>> begin Dataset content
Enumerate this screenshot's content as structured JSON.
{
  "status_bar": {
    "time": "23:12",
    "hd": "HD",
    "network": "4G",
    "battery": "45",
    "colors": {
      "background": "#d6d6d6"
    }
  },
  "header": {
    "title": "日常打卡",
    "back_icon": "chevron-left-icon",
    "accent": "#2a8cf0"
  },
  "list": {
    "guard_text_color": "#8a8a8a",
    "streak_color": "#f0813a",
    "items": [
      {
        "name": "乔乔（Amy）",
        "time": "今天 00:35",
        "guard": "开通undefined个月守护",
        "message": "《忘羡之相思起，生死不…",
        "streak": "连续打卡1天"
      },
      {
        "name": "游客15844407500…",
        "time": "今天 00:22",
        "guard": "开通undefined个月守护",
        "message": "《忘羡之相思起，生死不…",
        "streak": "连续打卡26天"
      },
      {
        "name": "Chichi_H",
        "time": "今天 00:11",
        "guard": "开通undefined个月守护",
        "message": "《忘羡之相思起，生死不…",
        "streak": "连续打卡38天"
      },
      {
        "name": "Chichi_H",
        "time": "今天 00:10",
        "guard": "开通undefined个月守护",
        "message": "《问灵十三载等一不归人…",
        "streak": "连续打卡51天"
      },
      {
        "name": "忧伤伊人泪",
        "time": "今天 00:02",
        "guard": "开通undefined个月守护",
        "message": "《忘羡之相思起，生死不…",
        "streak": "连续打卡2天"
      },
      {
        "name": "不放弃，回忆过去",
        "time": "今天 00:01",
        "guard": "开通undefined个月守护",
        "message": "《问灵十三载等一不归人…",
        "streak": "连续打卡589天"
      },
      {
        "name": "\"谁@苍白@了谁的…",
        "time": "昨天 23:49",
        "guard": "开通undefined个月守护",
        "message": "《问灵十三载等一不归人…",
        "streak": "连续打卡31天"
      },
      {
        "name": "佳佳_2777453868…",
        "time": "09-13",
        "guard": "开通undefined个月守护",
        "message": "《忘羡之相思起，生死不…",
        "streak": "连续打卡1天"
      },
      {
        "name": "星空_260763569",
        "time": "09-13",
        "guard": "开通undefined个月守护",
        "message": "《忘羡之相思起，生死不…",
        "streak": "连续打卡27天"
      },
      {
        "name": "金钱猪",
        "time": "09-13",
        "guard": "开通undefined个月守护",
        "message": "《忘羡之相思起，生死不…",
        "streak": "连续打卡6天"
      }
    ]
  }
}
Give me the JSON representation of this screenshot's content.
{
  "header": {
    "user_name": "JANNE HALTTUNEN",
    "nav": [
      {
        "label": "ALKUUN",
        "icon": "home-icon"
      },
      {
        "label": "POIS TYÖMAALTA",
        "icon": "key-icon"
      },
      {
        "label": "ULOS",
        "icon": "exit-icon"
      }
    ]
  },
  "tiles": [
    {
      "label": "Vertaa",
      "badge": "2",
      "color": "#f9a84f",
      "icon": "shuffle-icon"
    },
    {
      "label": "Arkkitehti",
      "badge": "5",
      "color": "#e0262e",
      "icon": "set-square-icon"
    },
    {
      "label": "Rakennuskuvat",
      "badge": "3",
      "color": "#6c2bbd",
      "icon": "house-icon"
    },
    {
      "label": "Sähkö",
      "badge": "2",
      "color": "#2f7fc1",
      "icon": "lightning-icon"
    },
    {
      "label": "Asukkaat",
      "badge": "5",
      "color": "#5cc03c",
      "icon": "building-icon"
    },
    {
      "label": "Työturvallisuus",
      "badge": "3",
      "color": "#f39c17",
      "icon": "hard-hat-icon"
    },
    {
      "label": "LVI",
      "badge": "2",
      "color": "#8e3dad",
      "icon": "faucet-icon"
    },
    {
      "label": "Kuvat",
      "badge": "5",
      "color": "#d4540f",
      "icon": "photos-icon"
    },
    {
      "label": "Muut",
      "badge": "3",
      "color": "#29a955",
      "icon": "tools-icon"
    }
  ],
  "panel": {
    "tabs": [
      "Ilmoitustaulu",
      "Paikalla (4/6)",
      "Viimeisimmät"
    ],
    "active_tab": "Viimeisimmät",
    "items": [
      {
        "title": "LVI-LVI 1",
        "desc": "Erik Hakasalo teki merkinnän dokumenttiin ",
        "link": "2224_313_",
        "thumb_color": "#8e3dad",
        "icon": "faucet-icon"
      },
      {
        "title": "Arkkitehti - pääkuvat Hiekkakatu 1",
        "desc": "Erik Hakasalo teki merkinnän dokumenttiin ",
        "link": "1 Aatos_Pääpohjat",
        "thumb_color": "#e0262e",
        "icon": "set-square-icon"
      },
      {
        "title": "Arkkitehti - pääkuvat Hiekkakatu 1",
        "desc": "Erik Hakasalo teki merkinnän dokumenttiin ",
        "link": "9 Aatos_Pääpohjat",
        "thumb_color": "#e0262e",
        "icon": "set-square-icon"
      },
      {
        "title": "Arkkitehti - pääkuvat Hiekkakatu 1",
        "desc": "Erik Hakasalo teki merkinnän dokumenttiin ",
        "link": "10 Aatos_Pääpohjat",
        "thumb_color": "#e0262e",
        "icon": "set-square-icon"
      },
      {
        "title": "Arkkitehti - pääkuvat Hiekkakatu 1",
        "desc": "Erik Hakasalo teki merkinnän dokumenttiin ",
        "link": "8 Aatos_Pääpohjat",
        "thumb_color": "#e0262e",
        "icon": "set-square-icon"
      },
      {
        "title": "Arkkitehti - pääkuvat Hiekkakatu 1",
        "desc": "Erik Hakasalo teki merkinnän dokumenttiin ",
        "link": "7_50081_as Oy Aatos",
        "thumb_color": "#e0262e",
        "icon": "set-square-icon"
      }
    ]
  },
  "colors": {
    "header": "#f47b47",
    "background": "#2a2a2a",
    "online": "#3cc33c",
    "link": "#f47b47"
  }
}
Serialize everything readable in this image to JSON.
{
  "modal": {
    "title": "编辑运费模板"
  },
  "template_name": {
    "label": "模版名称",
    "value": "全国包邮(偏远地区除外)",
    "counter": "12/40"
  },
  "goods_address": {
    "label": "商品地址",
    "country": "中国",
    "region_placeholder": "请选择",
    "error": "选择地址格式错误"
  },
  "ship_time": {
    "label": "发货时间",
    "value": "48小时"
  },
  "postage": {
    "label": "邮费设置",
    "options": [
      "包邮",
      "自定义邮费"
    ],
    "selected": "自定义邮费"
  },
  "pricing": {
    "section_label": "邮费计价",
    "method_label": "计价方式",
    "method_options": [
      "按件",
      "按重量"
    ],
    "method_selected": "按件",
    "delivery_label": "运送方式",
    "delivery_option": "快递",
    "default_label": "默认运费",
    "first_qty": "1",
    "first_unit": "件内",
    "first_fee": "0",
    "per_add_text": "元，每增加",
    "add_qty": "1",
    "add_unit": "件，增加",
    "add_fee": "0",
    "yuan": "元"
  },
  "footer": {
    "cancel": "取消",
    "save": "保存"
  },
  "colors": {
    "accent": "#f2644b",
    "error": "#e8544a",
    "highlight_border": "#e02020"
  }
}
>> end Dataset content
== Task prompt ==
Repeat the records exactly, including every line.

== Written solution ==
Enumerate this screenshot's content as structured JSON.
{
  "status_bar": {
    "time": "23:12",
    "hd": "HD",
    "network": "4G",
    "battery": "45",
    "colors": {
      "background": "#d6d6d6"
    }
  },
  "header": {
    "title": "日常打卡",
    "back_icon": "chevron-left-icon",
    "accent": "#2a8cf0"
  },
  "list": {
    "guard_text_color": "#8a8a8a",
    "streak_color": "#f0813a",
    "items": [
      {
        "name": "乔乔（Amy）",
        "time": "今天 00:35",
        "guard": "开通undefined个月守护",
        "message": "《忘羡之相思起，生死不…",
        "streak": "连续打卡1天"
      },
      {
        "name": "游客15844407500…",
        "time": "今天 00:22",
        "guard": "开通undefined个月守护",
        "message": "《忘羡之相思起，生死不…",
        "streak": "连续打卡26天"
      },
      {
        "name": "Chichi_H",
        "time": "今天 00:11",
        "guard": "开通undefined个月守护",
        "message": "《忘羡之相思起，生死不…",
        "streak": "连续打卡38天"
      },
      {
        "name": "Chichi_H",
        "time": "今天 00:10",
        "guard": "开通undefined个月守护",
        "message": "《问灵十三载等一不归人…",
        "streak": "连续打卡51天"
      },
      {
        "name": "忧伤伊人泪",
        "time": "今天 00:02",
        "guard": "开通undefined个月守护",
        "message": "《忘羡之相思起，生死不…",
        "streak": "连续打卡2天"
      },
      {
        "name": "不放弃，回忆过去",
        "time": "今天 00:01",
        "guard": "开通undefined个月守护",
        "message": "《问灵十三载等一不归人…",
        "streak": "连续打卡589天"
      },
      {
        "name": "\"谁@苍白@了谁的…",
        "time": "昨天 23:49",
        "guard": "开通undefined个月守护",
        "message": "《问灵十三载等一不归人…",
        "streak": "连续打卡31天"
      },
      {
        "name": "佳佳_2777453868…",
        "time": "09-13",
        "guard": "开通undefined个月守护",
        "message": "《忘羡之相思起，生死不…",
        "streak": "连续打卡1天"
      },
      {
        "name": "星空_260763569",
        "time": "09-13",
        "guard": "开通undefined个月守护",
        "message": "《忘羡之相思起，生死不…",
        "streak": "连续打卡27天"
      },
      {
        "name": "金钱猪",
        "time": "09-13",
        "guard": "开通undefined个月守护",
        "message": "《忘羡之相思起，生死不…",
        "streak": "连续打卡6天"
      }
    ]
  }
}
Give me the JSON representation of this screenshot's content.
{
  "header": {
    "user_name": "JANNE HALTTUNEN",
    "nav": [
      {
        "label": "ALKUUN",
        "icon": "home-icon"
      },
      {
        "label": "POIS TYÖMAALTA",
        "icon": "key-icon"
      },
      {
        "label": "ULOS",
        "icon": "exit-icon"
      }
    ]
  },
  "tiles": [
    {
      "label": "Vertaa",
      "badge": "2",
      "color": "#f9a84f",
      "icon": "shuffle-icon"
    },
    {
      "label": "Arkkitehti",
      "badge": "5",
      "color": "#e0262e",
      "icon": "set-square-icon"
    },
    {
      "label": "Rakennuskuvat",
      "badge": "3",
      "color": "#6c2bbd",
      "icon": "house-icon"
    },
    {
      "label": "Sähkö",
      "badge": "2",
      "color": "#2f7fc1",
      "icon": "lightning-icon"
    },
    {
      "label": "Asukkaat",
      "badge": "5",
      "color": "#5cc03c",
      "icon": "building-icon"
    },
    {
      "label": "Työturvallisuus",
      "badge": "3",
      "color": "#f39c17",
      "icon": "hard-hat-icon"
    },
    {
      "label": "LVI",
      "badge": "2",
      "color": "#8e3dad",
      "icon": "faucet-icon"
    },
    {
      "label": "Kuvat",
      "badge": "5",
      "color": "#d4540f",
      "icon": "photos-icon"
    },
    {
      "label": "Muut",
      "badge": "3",
      "color": "#29a955",
      "icon": "tools-icon"
    }
  ],
  "panel": {
    "tabs": [
      "Ilmoitustaulu",
      "Paikalla (4/6)",
      "Viimeisimmät"
    ],
    "active_tab": "Viimeisimmät",
    "items": [
      {
        "title": "LVI-LVI 1",
        "desc": "Erik Hakasalo teki merkinnän dokumenttiin ",
        "link": "2224_313_",
        "thumb_color": "#8e3dad",
        "icon": "faucet-icon"
      },
      {
        "title": "Arkkitehti - pääkuvat Hiekkakatu 1",
        "desc": "Erik Hakasalo teki merkinnän dokumenttiin ",
        "link": "1 Aatos_Pääpohjat",
        "thumb_color": "#e0262e",
        "icon": "set-square-icon"
      },
      {
        "title": "Arkkitehti - pääkuvat Hiekkakatu 1",
        "desc": "Erik Hakasalo teki merkinnän dokumenttiin ",
        "link": "9 Aatos_Pääpohjat",
        "thumb_color": "#e0262e",
        "icon": "set-square-icon"
      },
      {
        "title": "Arkkitehti - pääkuvat Hiekkakatu 1",
        "desc": "Erik Hakasalo teki merkinnän dokumenttiin ",
        "link": "10 Aatos_Pääpohjat",
        "thumb_color": "#e0262e",
        "icon": "set-square-icon"
      },
      {
        "title": "Arkkitehti - pääkuvat Hiekkakatu 1",
        "desc": "Erik Hakasalo teki merkinnän dokumenttiin ",
        "link": "8 Aatos_Pääpohjat",
        "thumb_color": "#e0262e",
        "icon": "set-square-icon"
      },
      {
        "title": "Arkkitehti - pääkuvat Hiekkakatu 1",
        "desc": "Erik Hakasalo teki merkinnän dokumenttiin ",
        "link": "7_50081_as Oy Aatos",
        "thumb_color": "#e0262e",
        "icon": "set-square-icon"
      }
    ]
  },
  "colors": {
    "header": "#f47b47",
    "background": "#2a2a2a",
    "online": "#3cc33c",
    "link": "#f47b47"
  }
}
Serialize everything readable in this image to JSON.
{
  "modal": {
    "title": "编辑运费模板"
  },
  "template_name": {
    "label": "模版名称",
    "value": "全国包邮(偏远地区除外)",
    "counter": "12/40"
  },
  "goods_address": {
    "label": "商品地址",
    "country": "中国",
    "region_placeholder": "请选择",
    "error": "选择地址格式错误"
  },
  "ship_time": {
    "label": "发货时间",
    "value": "48小时"
  },
  "postage": {
    "label": "邮费设置",
    "options": [
      "包邮",
      "自定义邮费"
    ],
    "selected": "自定义邮费"
  },
  "pricing": {
    "section_label": "邮费计价",
    "method_label": "计价方式",
    "method_options": [
      "按件",
      "按重量"
    ],
    "method_selected": "按件",
    "delivery_label": "运送方式",
    "delivery_option": "快递",
    "default_label": "默认运费",
    "first_qty": "1",
    "first_unit": "件内",
    "first_fee": "0",
    "per_add_text": "元，每增加",
    "add_qty": "1",
    "add_unit": "件，增加",
    "add_fee": "0",
    "yuan": "元"
  },
  "footer": {
    "cancel": "取消",
    "save": "保存"
  },
  "colors": {
    "accent": "#f2644b",
    "error": "#e8544a",
    "highlight_border": "#e02020"
  }
}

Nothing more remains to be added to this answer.